• **Written instruction**: Each entry below must be repeated word for word.

• **Supplied material**:
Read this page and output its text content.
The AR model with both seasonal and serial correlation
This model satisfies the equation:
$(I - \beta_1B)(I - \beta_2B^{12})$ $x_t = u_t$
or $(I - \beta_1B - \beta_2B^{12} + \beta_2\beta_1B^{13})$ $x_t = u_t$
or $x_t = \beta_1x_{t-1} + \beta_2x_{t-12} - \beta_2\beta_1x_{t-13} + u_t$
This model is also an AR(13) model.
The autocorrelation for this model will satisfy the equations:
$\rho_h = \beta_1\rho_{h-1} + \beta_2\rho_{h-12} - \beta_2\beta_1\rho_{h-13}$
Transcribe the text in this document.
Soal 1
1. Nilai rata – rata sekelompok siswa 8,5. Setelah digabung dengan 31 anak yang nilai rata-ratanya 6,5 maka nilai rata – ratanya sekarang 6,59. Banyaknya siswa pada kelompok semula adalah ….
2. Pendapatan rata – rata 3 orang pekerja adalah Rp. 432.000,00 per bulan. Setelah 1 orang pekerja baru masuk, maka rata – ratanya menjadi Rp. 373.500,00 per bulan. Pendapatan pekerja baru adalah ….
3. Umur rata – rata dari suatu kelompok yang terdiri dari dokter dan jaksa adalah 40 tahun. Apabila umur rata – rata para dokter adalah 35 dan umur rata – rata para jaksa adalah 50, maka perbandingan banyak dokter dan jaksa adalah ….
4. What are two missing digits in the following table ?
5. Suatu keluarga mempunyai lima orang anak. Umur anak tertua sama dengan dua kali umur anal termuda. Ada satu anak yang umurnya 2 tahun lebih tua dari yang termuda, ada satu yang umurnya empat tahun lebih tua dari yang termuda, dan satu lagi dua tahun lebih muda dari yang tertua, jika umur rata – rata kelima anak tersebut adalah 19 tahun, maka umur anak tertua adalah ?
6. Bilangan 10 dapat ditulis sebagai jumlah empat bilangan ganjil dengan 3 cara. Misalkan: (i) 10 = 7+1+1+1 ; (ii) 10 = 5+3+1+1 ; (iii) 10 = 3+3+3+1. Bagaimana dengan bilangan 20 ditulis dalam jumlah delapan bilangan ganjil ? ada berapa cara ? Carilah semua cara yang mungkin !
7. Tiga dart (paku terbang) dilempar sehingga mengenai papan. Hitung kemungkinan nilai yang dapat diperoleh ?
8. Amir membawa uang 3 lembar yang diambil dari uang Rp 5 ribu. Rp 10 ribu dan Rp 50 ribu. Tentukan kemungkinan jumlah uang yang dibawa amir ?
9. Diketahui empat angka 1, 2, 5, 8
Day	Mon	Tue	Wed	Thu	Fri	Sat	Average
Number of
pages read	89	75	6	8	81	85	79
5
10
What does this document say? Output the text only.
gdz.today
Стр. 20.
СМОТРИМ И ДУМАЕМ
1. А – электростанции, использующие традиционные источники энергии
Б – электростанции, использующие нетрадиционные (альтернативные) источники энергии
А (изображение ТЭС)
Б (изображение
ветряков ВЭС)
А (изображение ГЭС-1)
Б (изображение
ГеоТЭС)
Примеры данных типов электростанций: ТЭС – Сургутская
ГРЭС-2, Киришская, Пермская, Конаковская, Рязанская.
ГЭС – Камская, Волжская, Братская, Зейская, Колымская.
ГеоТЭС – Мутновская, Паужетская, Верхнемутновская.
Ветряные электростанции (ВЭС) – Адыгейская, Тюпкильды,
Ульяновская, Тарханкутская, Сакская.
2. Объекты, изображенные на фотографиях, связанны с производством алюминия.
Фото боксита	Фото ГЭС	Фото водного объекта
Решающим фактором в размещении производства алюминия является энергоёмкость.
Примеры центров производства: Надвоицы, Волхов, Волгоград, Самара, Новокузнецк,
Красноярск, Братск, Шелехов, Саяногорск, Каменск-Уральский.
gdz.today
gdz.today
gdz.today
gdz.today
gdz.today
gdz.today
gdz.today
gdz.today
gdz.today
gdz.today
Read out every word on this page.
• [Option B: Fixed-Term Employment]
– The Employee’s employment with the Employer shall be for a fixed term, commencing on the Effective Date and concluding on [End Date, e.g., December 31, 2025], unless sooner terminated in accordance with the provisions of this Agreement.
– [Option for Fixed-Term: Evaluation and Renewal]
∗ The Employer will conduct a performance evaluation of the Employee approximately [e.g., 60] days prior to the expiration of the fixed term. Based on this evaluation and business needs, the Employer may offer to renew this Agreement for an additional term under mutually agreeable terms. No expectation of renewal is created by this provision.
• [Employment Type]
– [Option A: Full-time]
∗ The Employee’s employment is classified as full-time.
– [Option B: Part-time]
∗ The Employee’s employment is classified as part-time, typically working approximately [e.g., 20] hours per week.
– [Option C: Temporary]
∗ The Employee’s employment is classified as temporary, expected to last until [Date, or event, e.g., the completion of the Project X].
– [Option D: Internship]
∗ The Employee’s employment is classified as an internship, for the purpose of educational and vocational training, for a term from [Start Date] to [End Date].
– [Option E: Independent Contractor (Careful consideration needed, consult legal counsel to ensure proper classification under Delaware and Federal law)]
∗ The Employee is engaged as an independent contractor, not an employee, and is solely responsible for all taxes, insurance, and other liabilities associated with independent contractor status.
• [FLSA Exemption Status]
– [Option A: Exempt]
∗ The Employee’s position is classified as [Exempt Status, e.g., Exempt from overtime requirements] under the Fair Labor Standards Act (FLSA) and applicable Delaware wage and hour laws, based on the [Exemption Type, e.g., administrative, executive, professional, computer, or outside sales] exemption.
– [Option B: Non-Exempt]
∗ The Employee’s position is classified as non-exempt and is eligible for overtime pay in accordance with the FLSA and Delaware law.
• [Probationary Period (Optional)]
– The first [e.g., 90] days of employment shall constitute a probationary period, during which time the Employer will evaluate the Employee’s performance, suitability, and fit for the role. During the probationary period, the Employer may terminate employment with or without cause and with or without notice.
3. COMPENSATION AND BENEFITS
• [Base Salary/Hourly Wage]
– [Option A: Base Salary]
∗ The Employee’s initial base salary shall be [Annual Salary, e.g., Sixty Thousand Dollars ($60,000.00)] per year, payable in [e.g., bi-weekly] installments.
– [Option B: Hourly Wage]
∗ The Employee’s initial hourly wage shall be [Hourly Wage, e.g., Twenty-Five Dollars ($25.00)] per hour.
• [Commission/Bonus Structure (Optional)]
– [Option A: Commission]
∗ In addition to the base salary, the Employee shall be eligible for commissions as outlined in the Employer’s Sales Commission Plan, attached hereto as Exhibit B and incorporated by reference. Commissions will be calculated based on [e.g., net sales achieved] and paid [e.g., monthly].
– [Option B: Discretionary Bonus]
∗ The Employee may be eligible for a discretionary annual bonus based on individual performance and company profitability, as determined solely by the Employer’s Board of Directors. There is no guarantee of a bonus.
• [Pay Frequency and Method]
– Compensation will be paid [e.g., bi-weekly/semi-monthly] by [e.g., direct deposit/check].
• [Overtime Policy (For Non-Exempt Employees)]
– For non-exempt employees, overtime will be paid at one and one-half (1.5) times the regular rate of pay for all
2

• **Response for this exercise**:
Read this page and output its text content.
The AR model with both seasonal and serial correlation
This model satisfies the equation:
$(I - \beta_1B)(I - \beta_2B^{12})$ $x_t = u_t$
or $(I - \beta_1B - \beta_2B^{12} + \beta_2\beta_1B^{13})$ $x_t = u_t$
or $x_t = \beta_1x_{t-1} + \beta_2x_{t-12} - \beta_2\beta_1x_{t-13} + u_t$
This model is also an AR(13) model.
The autocorrelation for this model will satisfy the equations:
$\rho_h = \beta_1\rho_{h-1} + \beta_2\rho_{h-12} - \beta_2\beta_1\rho_{h-13}$
Transcribe the text in this document.
Soal 1
1. Nilai rata – rata sekelompok siswa 8,5. Setelah digabung dengan 31 anak yang nilai rata-ratanya 6,5 maka nilai rata – ratanya sekarang 6,59. Banyaknya siswa pada kelompok semula adalah ….
2. Pendapatan rata – rata 3 orang pekerja adalah Rp. 432.000,00 per bulan. Setelah 1 orang pekerja baru masuk, maka rata – ratanya menjadi Rp. 373.500,00 per bulan. Pendapatan pekerja baru adalah ….
3. Umur rata – rata dari suatu kelompok yang terdiri dari dokter dan jaksa adalah 40 tahun. Apabila umur rata – rata para dokter adalah 35 dan umur rata – rata para jaksa adalah 50, maka perbandingan banyak dokter dan jaksa adalah ….
4. What are two missing digits in the following table ?
5. Suatu keluarga mempunyai lima orang anak. Umur anak tertua sama dengan dua kali umur anal termuda. Ada satu anak yang umurnya 2 tahun lebih tua dari yang termuda, ada satu yang umurnya empat tahun lebih tua dari yang termuda, dan satu lagi dua tahun lebih muda dari yang tertua, jika umur rata – rata kelima anak tersebut adalah 19 tahun, maka umur anak tertua adalah ?
6. Bilangan 10 dapat ditulis sebagai jumlah empat bilangan ganjil dengan 3 cara. Misalkan: (i) 10 = 7+1+1+1 ; (ii) 10 = 5+3+1+1 ; (iii) 10 = 3+3+3+1. Bagaimana dengan bilangan 20 ditulis dalam jumlah delapan bilangan ganjil ? ada berapa cara ? Carilah semua cara yang mungkin !
7. Tiga dart (paku terbang) dilempar sehingga mengenai papan. Hitung kemungkinan nilai yang dapat diperoleh ?
8. Amir membawa uang 3 lembar yang diambil dari uang Rp 5 ribu. Rp 10 ribu dan Rp 50 ribu. Tentukan kemungkinan jumlah uang yang dibawa amir ?
9. Diketahui empat angka 1, 2, 5, 8
Day	Mon	Tue	Wed	Thu	Fri	Sat	Average
Number of
pages read	89	75	6	8	81	85	79
5
10
What does this document say? Output the text only.
gdz.today
Стр. 20.
СМОТРИМ И ДУМАЕМ
1. А – электростанции, использующие традиционные источники энергии
Б – электростанции, использующие нетрадиционные (альтернативные) источники энергии
А (изображение ТЭС)
Б (изображение
ветряков ВЭС)
А (изображение ГЭС-1)
Б (изображение
ГеоТЭС)
Примеры данных типов электростанций: ТЭС – Сургутская
ГРЭС-2, Киришская, Пермская, Конаковская, Рязанская.
ГЭС – Камская, Волжская, Братская, Зейская, Колымская.
ГеоТЭС – Мутновская, Паужетская, Верхнемутновская.
Ветряные электростанции (ВЭС) – Адыгейская, Тюпкильды,
Ульяновская, Тарханкутская, Сакская.
2. Объекты, изображенные на фотографиях, связанны с производством алюминия.
Фото боксита	Фото ГЭС	Фото водного объекта
Решающим фактором в размещении производства алюминия является энергоёмкость.
Примеры центров производства: Надвоицы, Волхов, Волгоград, Самара, Новокузнецк,
Красноярск, Братск, Шелехов, Саяногорск, Каменск-Уральский.
gdz.today
gdz.today
gdz.today
gdz.today
gdz.today
gdz.today
gdz.today
gdz.today
gdz.today
gdz.today
Read out every word on this page.
• [Option B: Fixed-Term Employment]
– The Employee’s employment with the Employer shall be for a fixed term, commencing on the Effective Date and concluding on [End Date, e.g., December 31, 2025], unless sooner terminated in accordance with the provisions of this Agreement.
– [Option for Fixed-Term: Evaluation and Renewal]
∗ The Employer will conduct a performance evaluation of the Employee approximately [e.g., 60] days prior to the expiration of the fixed term. Based on this evaluation and business needs, the Employer may offer to renew this Agreement for an additional term under mutually agreeable terms. No expectation of renewal is created by this provision.
• [Employment Type]
– [Option A: Full-time]
∗ The Employee’s employment is classified as full-time.
– [Option B: Part-time]
∗ The Employee’s employment is classified as part-time, typically working approximately [e.g., 20] hours per week.
– [Option C: Temporary]
∗ The Employee’s employment is classified as temporary, expected to last until [Date, or event, e.g., the completion of the Project X].
– [Option D: Internship]
∗ The Employee’s employment is classified as an internship, for the purpose of educational and vocational training, for a term from [Start Date] to [End Date].
– [Option E: Independent Contractor (Careful consideration needed, consult legal counsel to ensure proper classification under Delaware and Federal law)]
∗ The Employee is engaged as an independent contractor, not an employee, and is solely responsible for all taxes, insurance, and other liabilities associated with independent contractor status.
• [FLSA Exemption Status]
– [Option A: Exempt]
∗ The Employee’s position is classified as [Exempt Status, e.g., Exempt from overtime requirements] under the Fair Labor Standards Act (FLSA) and applicable Delaware wage and hour laws, based on the [Exemption Type, e.g., administrative, executive, professional, computer, or outside sales] exemption.
– [Option B: Non-Exempt]
∗ The Employee’s position is classified as non-exempt and is eligible for overtime pay in accordance with the FLSA and Delaware law.
• [Probationary Period (Optional)]
– The first [e.g., 90] days of employment shall constitute a probationary period, during which time the Employer will evaluate the Employee’s performance, suitability, and fit for the role. During the probationary period, the Employer may terminate employment with or without cause and with or without notice.
3. COMPENSATION AND BENEFITS
• [Base Salary/Hourly Wage]
– [Option A: Base Salary]
∗ The Employee’s initial base salary shall be [Annual Salary, e.g., Sixty Thousand Dollars ($60,000.00)] per year, payable in [e.g., bi-weekly] installments.
– [Option B: Hourly Wage]
∗ The Employee’s initial hourly wage shall be [Hourly Wage, e.g., Twenty-Five Dollars ($25.00)] per hour.
• [Commission/Bonus Structure (Optional)]
– [Option A: Commission]
∗ In addition to the base salary, the Employee shall be eligible for commissions as outlined in the Employer’s Sales Commission Plan, attached hereto as Exhibit B and incorporated by reference. Commissions will be calculated based on [e.g., net sales achieved] and paid [e.g., monthly].
– [Option B: Discretionary Bonus]
∗ The Employee may be eligible for a discretionary annual bonus based on individual performance and company profitability, as determined solely by the Employer’s Board of Directors. There is no guarantee of a bonus.
• [Pay Frequency and Method]
– Compensation will be paid [e.g., bi-weekly/semi-monthly] by [e.g., direct deposit/check].
• [Overtime Policy (For Non-Exempt Employees)]
– For non-exempt employees, overtime will be paid at one and one-half (1.5) times the regular rate of pay for all
2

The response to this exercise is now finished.